Rewrite all of the entries below, replacing every occurrence of "text-line" with "text-row" and keeping everything else unchanged. Leave the pictures out of your answer.
— Start of Given records —
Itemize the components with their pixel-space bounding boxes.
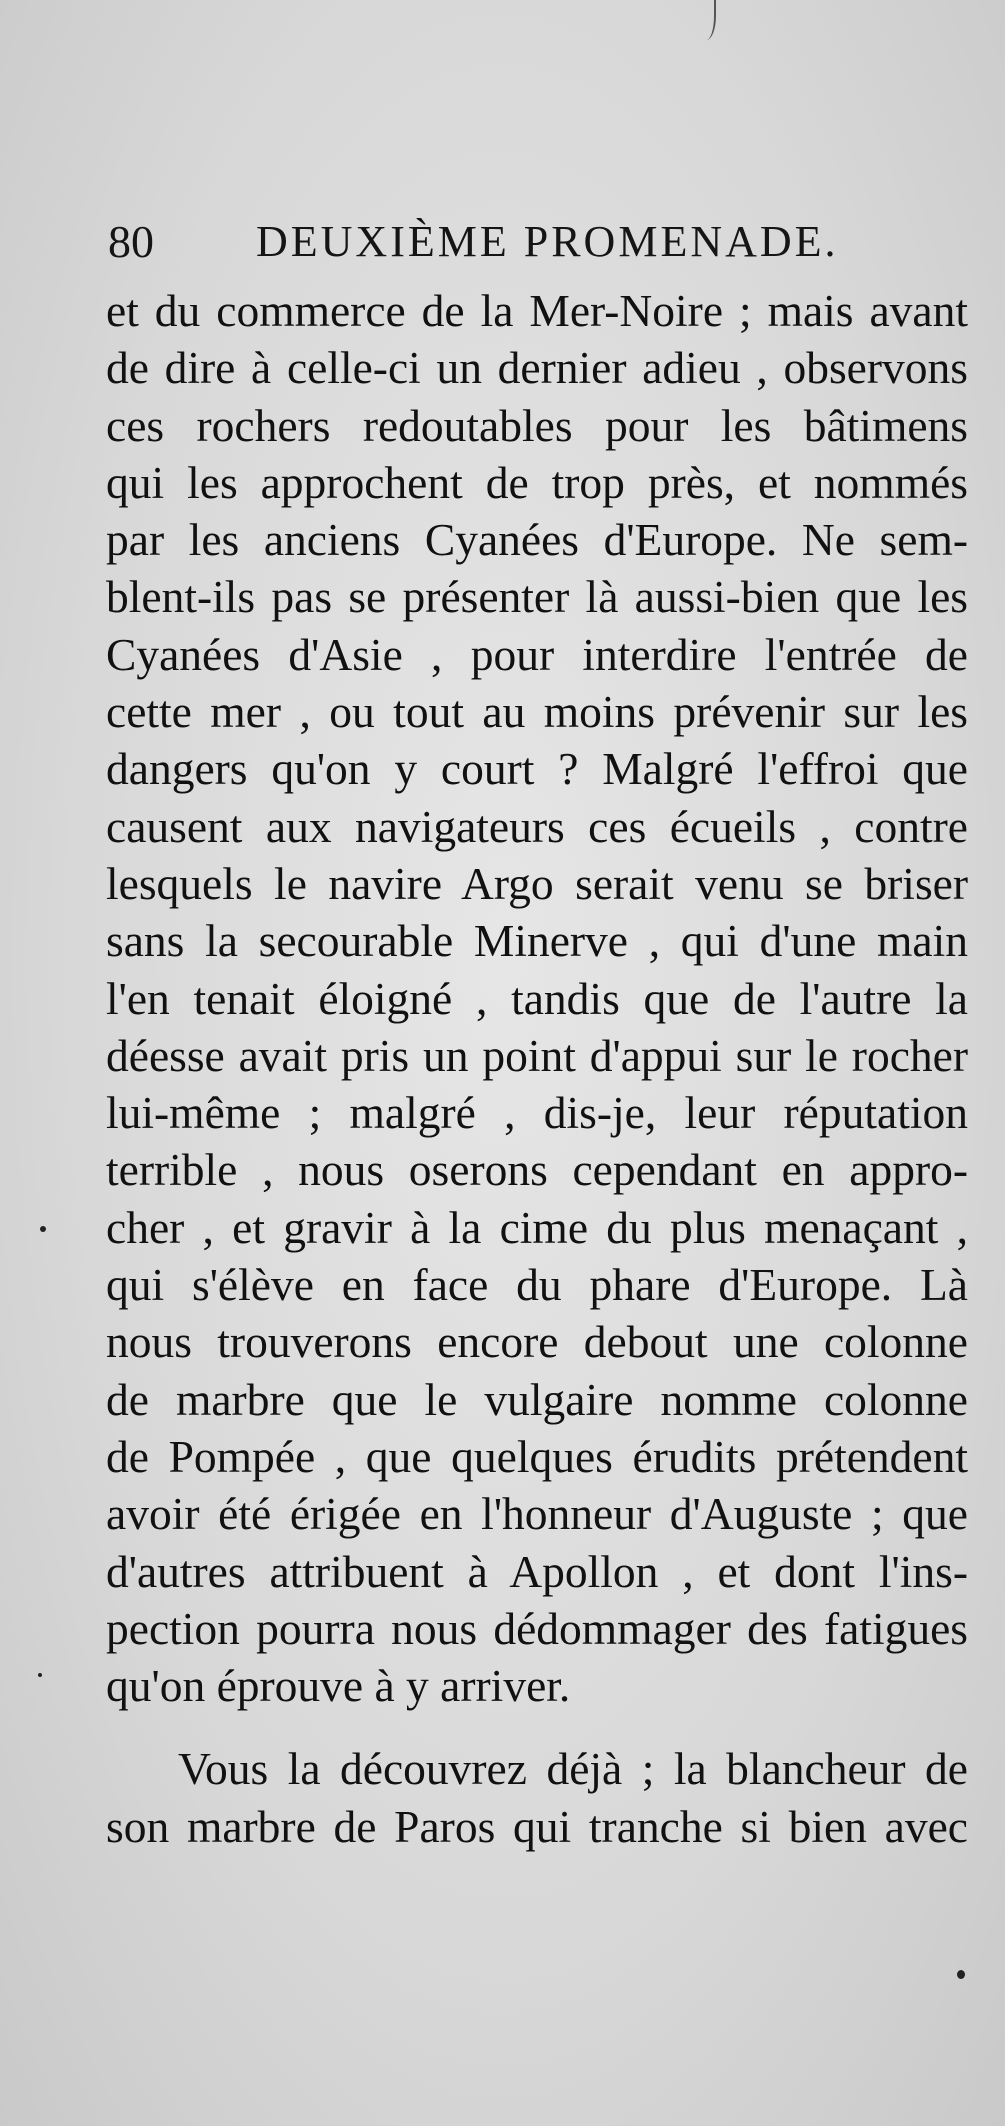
text-line: pection pourra nous dédommager des fatigues: [106, 1602, 968, 1654]
text-line: lui-même ; malgré , dis-je, leur réputation: [106, 1087, 968, 1139]
text-line: Cyanées d'Asie , pour interdire l'entrée de: [106, 628, 968, 680]
page-number: 80: [108, 216, 154, 267]
text-line: terrible , nous oserons cependant en appro-: [106, 1144, 968, 1196]
text-line: par les anciens Cyanées d'Europe. Ne sem-: [106, 514, 968, 566]
text-line: dangers qu'on y court ? Malgré l'effroi que: [106, 743, 968, 795]
ink-speck: [38, 1673, 42, 1677]
text-line: de Pompée , que quelques érudits prétendent: [106, 1430, 968, 1482]
text-line: son marbre de Paros qui tranche si bien avec: [106, 1800, 968, 1852]
text-line: nous trouverons encore debout une colonne: [106, 1316, 968, 1368]
text-line: de marbre que le vulgaire nomme colonne: [106, 1373, 968, 1425]
paper-scratch-mark: [700, 0, 716, 40]
text-line: et du commerce de la Mer-Noire ; mais avant: [106, 285, 968, 336]
text-line: causent aux navigateurs ces écueils , contre: [106, 800, 968, 852]
running-head: [108, 212, 968, 272]
text-line: blent-ils pas se présenter là aussi-bien que les: [106, 571, 968, 623]
body-text: [106, 282, 968, 1855]
text-line: cette mer , ou tout au moins prévenir sur les: [106, 686, 968, 738]
text-line: Vous la découvrez déjà ; la blancheur de: [178, 1743, 968, 1795]
text-line: sans la secourable Minerve , qui d'une main: [106, 915, 968, 967]
text-line: qui s'élève en face du phare d'Europe. Là: [106, 1259, 968, 1311]
text-line: qui les approchent de trop près, et nommés: [106, 456, 968, 508]
text-line: cher , et gravir à la cime du plus menaçant ,: [106, 1201, 968, 1253]
text-line: ces rochers redoutables pour les bâtimens: [106, 399, 968, 451]
text-line: avoir été érigée en l'honneur d'Auguste ; que: [106, 1488, 968, 1540]
text-line: l'en tenait éloigné , tandis que de l'autre la: [106, 972, 968, 1024]
ink-speck: [40, 1226, 46, 1232]
text-line: de dire à celle-ci un dernier adieu , observons: [106, 342, 968, 394]
text-line: déesse avait pris un point d'appui sur le rocher: [106, 1029, 968, 1081]
ink-speck: [957, 1970, 965, 1979]
running-title: DEUXIÈME PROMENADE.: [256, 217, 839, 266]
text-line: lesquels le navire Argo serait venu se briser: [106, 857, 968, 909]
text-line: qu'on éprouve à y arriver.: [106, 1660, 571, 1712]
text-line: d'autres attribuent à Apollon , et dont l'ins-: [106, 1545, 968, 1597]
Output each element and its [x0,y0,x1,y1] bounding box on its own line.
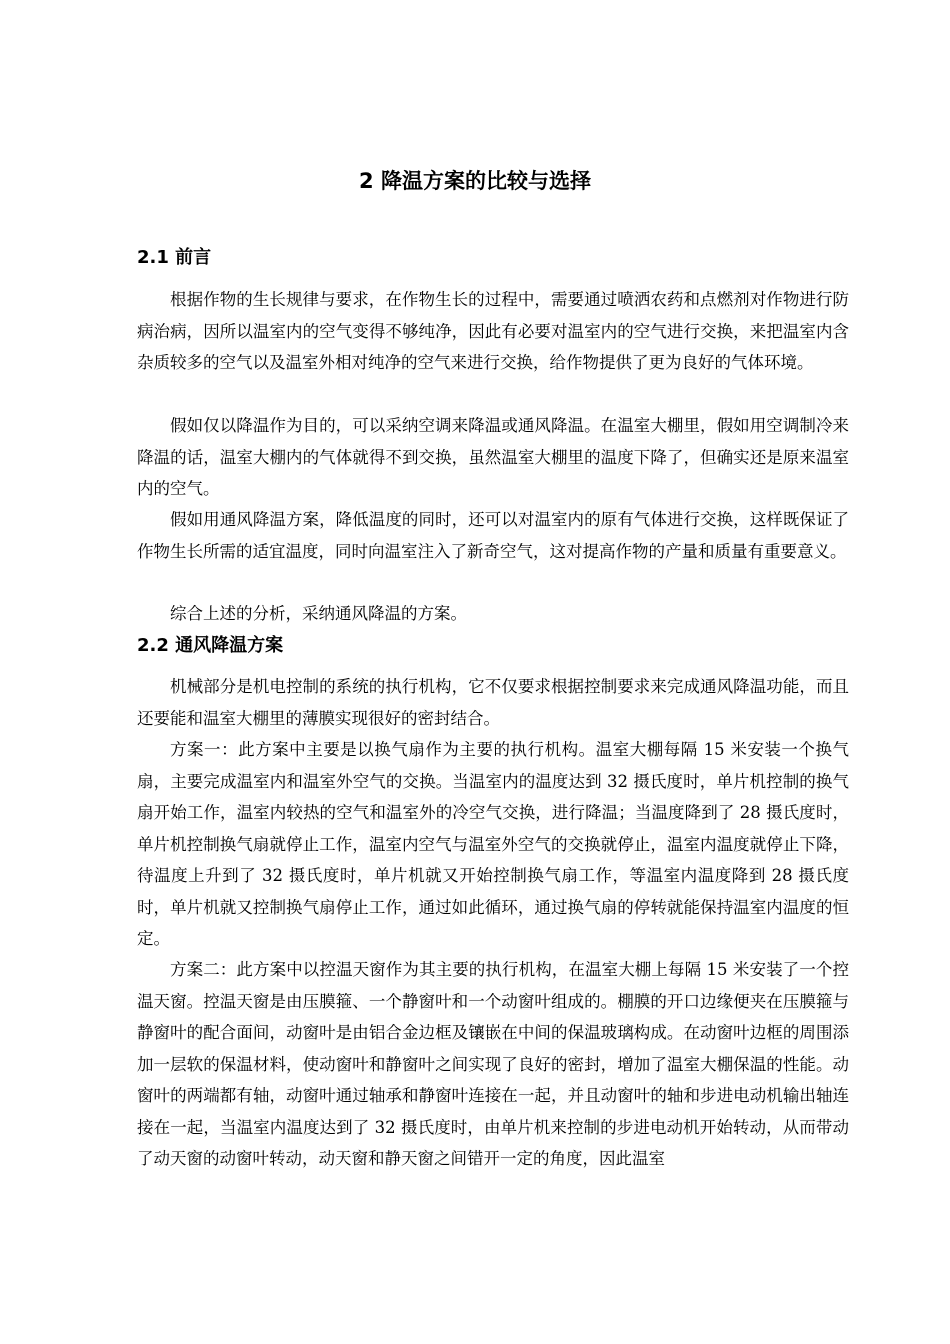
paragraph-intro-2: 假如仅以降温作为目的，可以采纳空调来降温或通风降温。在温室大棚里，假如用空调制冷来降温的话，温室大棚内的气体就得不到交换，虽然温室大棚里的温度下降了，但确实还是原来温室内的空气。 [137,416,849,498]
paragraph-scheme-two: 方案二：此方案中以控温天窗作为其主要的执行机构，在温室大棚上每隔 15 米安装了一个控温天窗。控温天窗是由压膜箍、一个静窗叶和一个动窗叶组成的。棚膜的开口边缘便夹在压膜箍与静窗叶的配合面间，动窗叶是由铝合金边框及镶嵌在中间的保温玻璃构成。在动窗叶边框的周围添加一层软的保温材料，使动窗叶和静窗叶之间实现了良好的密封，增加了温室大棚保温的性能。动窗叶的两端都有轴，动窗叶通过轴承和静窗叶连接在一起，并且动窗叶的轴和步进电动机输出轴连接在一起，当温室内温度达到了 32 摄氏度时，由单片机来控制的步进电动机开始转动，从而带动了动天窗的动窗叶转动，动天窗和静天窗之间错开一定的角度，因此温室 [137,960,849,1168]
paragraph-scheme-intro: 机械部分是机电控制的系统的执行机构，它不仅要求根据控制要求来完成通风降温功能，而且还要能和温室大棚里的薄膜实现很好的密封结合。 [137,677,849,728]
paragraph-intro-4: 综合上述的分析，采纳通风降温的方案。 [170,604,467,623]
section-heading-2-2: 2.2 通风降温方案 [137,635,284,656]
paragraph-scheme-one: 方案一：此方案中主要是以换气扇作为主要的执行机构。温室大棚每隔 15 米安装一个换气扇，主要完成温室内和温室外空气的交换。当温室内的温度达到 32 摄氏度时，单片机控制的换气扇开始工作，温室内较热的空气和温室外的冷空气交换，进行降温；当温度降到了 28 摄氏度时，单片机控制换气扇就停止工作，温室内空气与温室外空气的交换就停止，温室内温度就停止下降，待温度上升到了 32 摄氏度时，单片机就又开始控制换气扇工作，等温室内温度降到 28 摄氏度时，单片机就又控制换气扇停止工作，通过如此循环，通过换气扇的停转就能保持温室内温度的恒定。 [137,740,849,948]
chapter-title: 2 降温方案的比较与选择 [359,169,591,193]
section-heading-2-1: 2.1 前言 [137,247,212,268]
paragraph-intro-1: 根据作物的生长规律与要求，在作物生长的过程中，需要通过喷洒农药和点燃剂对作物进行防病治病，因所以温室内的空气变得不够纯净，因此有必要对温室内的空气进行交换，来把温室内含杂质较多的空气以及温室外相对纯净的空气来进行交换，给作物提供了更为良好的气体环境。 [137,290,849,372]
paragraph-intro-3: 假如用通风降温方案，降低温度的同时，还可以对温室内的原有气体进行交换，这样既保证了作物生长所需的适宜温度，同时向温室注入了新奇空气，这对提高作物的产量和质量有重要意义。 [137,510,849,561]
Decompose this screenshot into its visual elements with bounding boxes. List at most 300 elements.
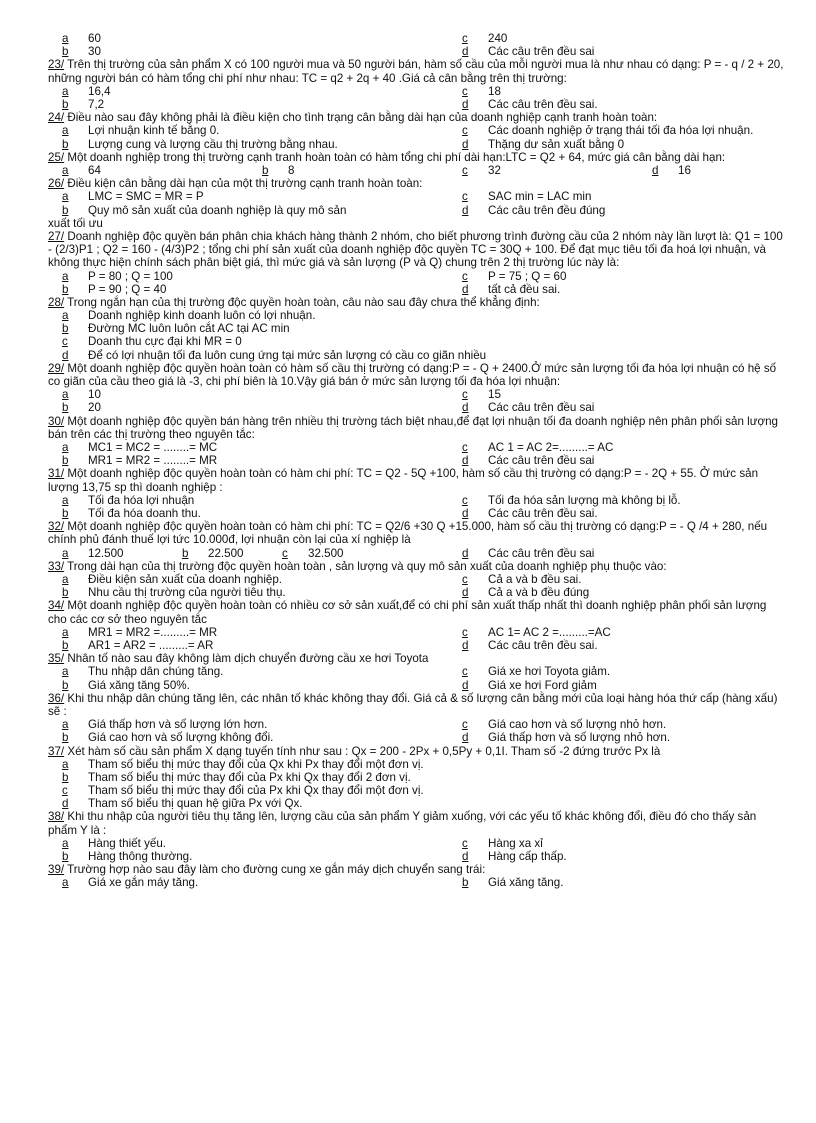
— End of Given records —
* Result of the task *
Itemize the components with their pixel-space bounding boxes.
text-row: pection pourra nous dédommager des fatigues: [106, 1602, 968, 1654]
text-row: lui-même ; malgré , dis-je, leur réputation: [106, 1087, 968, 1139]
text-row: Cyanées d'Asie , pour interdire l'entrée de: [106, 628, 968, 680]
page-number: 80: [108, 216, 154, 267]
text-row: terrible , nous oserons cependant en appro-: [106, 1144, 968, 1196]
text-row: par les anciens Cyanées d'Europe. Ne sem-: [106, 514, 968, 566]
text-row: dangers qu'on y court ? Malgré l'effroi que: [106, 743, 968, 795]
ink-speck: [38, 1673, 42, 1677]
text-row: de Pompée , que quelques érudits prétendent: [106, 1430, 968, 1482]
text-row: son marbre de Paros qui tranche si bien avec: [106, 1800, 968, 1852]
text-row: nous trouverons encore debout une colonne: [106, 1316, 968, 1368]
text-row: de marbre que le vulgaire nomme colonne: [106, 1373, 968, 1425]
paper-scratch-mark: [700, 0, 716, 40]
text-row: et du commerce de la Mer-Noire ; mais avant: [106, 285, 968, 336]
text-row: causent aux navigateurs ces écueils , contre: [106, 800, 968, 852]
running-head: [108, 212, 968, 272]
text-row: blent-ils pas se présenter là aussi-bien que les: [106, 571, 968, 623]
body-text: [106, 282, 968, 1855]
text-row: cette mer , ou tout au moins prévenir sur les: [106, 686, 968, 738]
text-row: Vous la découvrez déjà ; la blancheur de: [178, 1743, 968, 1795]
text-row: sans la secourable Minerve , qui d'une main: [106, 915, 968, 967]
text-row: qui s'élève en face du phare d'Europe. Là: [106, 1259, 968, 1311]
text-row: qui les approchent de trop près, et nommés: [106, 456, 968, 508]
text-row: cher , et gravir à la cime du plus menaçant ,: [106, 1201, 968, 1253]
text-row: ces rochers redoutables pour les bâtimens: [106, 399, 968, 451]
text-row: avoir été érigée en l'honneur d'Auguste ; que: [106, 1488, 968, 1540]
text-row: l'en tenait éloigné , tandis que de l'autre la: [106, 972, 968, 1024]
ink-speck: [40, 1226, 46, 1232]
text-row: de dire à celle-ci un dernier adieu , observons: [106, 342, 968, 394]
text-row: déesse avait pris un point d'appui sur le rocher: [106, 1029, 968, 1081]
ink-speck: [957, 1970, 965, 1979]
running-title: DEUXIÈME PROMENADE.: [256, 217, 839, 266]
text-row: lesquels le navire Argo serait venu se briser: [106, 857, 968, 909]
text-row: qu'on éprouve à y arriver.: [106, 1660, 571, 1712]
text-row: d'autres attribuent à Apollon , et dont l'ins-: [106, 1545, 968, 1597]
Output each element and its [x0,y0,x1,y1] bounding box on its own line.
paragraph-intro-2: 假如仅以降温作为目的，可以采纳空调来降温或通风降温。在温室大棚里，假如用空调制冷来降温的话，温室大棚内的气体就得不到交换，虽然温室大棚里的温度下降了，但确实还是原来温室内的空气。 [137,416,849,498]
paragraph-scheme-two: 方案二：此方案中以控温天窗作为其主要的执行机构，在温室大棚上每隔 15 米安装了一个控温天窗。控温天窗是由压膜箍、一个静窗叶和一个动窗叶组成的。棚膜的开口边缘便夹在压膜箍与静窗叶的配合面间，动窗叶是由铝合金边框及镶嵌在中间的保温玻璃构成。在动窗叶边框的周围添加一层软的保温材料，使动窗叶和静窗叶之间实现了良好的密封，增加了温室大棚保温的性能。动窗叶的两端都有轴，动窗叶通过轴承和静窗叶连接在一起，并且动窗叶的轴和步进电动机输出轴连接在一起，当温室内温度达到了 32 摄氏度时，由单片机来控制的步进电动机开始转动，从而带动了动天窗的动窗叶转动，动天窗和静天窗之间错开一定的角度，因此温室 [137,960,849,1168]
paragraph-scheme-intro: 机械部分是机电控制的系统的执行机构，它不仅要求根据控制要求来完成通风降温功能，而且还要能和温室大棚里的薄膜实现很好的密封结合。 [137,677,849,728]
paragraph-intro-4: 综合上述的分析，采纳通风降温的方案。 [170,604,467,623]
section-heading-2-2: 2.2 通风降温方案 [137,635,284,656]
paragraph-scheme-one: 方案一：此方案中主要是以换气扇作为主要的执行机构。温室大棚每隔 15 米安装一个换气扇，主要完成温室内和温室外空气的交换。当温室内的温度达到 32 摄氏度时，单片机控制的换气扇开始工作，温室内较热的空气和温室外的冷空气交换，进行降温；当温度降到了 28 摄氏度时，单片机控制换气扇就停止工作，温室内空气与温室外空气的交换就停止，温室内温度就停止下降，待温度上升到了 32 摄氏度时，单片机就又开始控制换气扇工作，等温室内温度降到 28 摄氏度时，单片机就又控制换气扇停止工作，通过如此循环，通过换气扇的停转就能保持温室内温度的恒定。 [137,740,849,948]
chapter-title: 2 降温方案的比较与选择 [359,169,591,193]
section-heading-2-1: 2.1 前言 [137,247,212,268]
paragraph-intro-1: 根据作物的生长规律与要求，在作物生长的过程中，需要通过喷洒农药和点燃剂对作物进行防病治病，因所以温室内的空气变得不够纯净，因此有必要对温室内的空气进行交换，来把温室内含杂质较多的空气以及温室外相对纯净的空气来进行交换，给作物提供了更为良好的气体环境。 [137,290,849,372]
paragraph-intro-3: 假如用通风降温方案，降低温度的同时，还可以对温室内的原有气体进行交换，这样既保证了作物生长所需的适宜温度，同时向温室注入了新奇空气，这对提高作物的产量和质量有重要意义。 [137,510,849,561]
Decompose this screenshot into its visual elements with bounding boxes. List at most 300 elements.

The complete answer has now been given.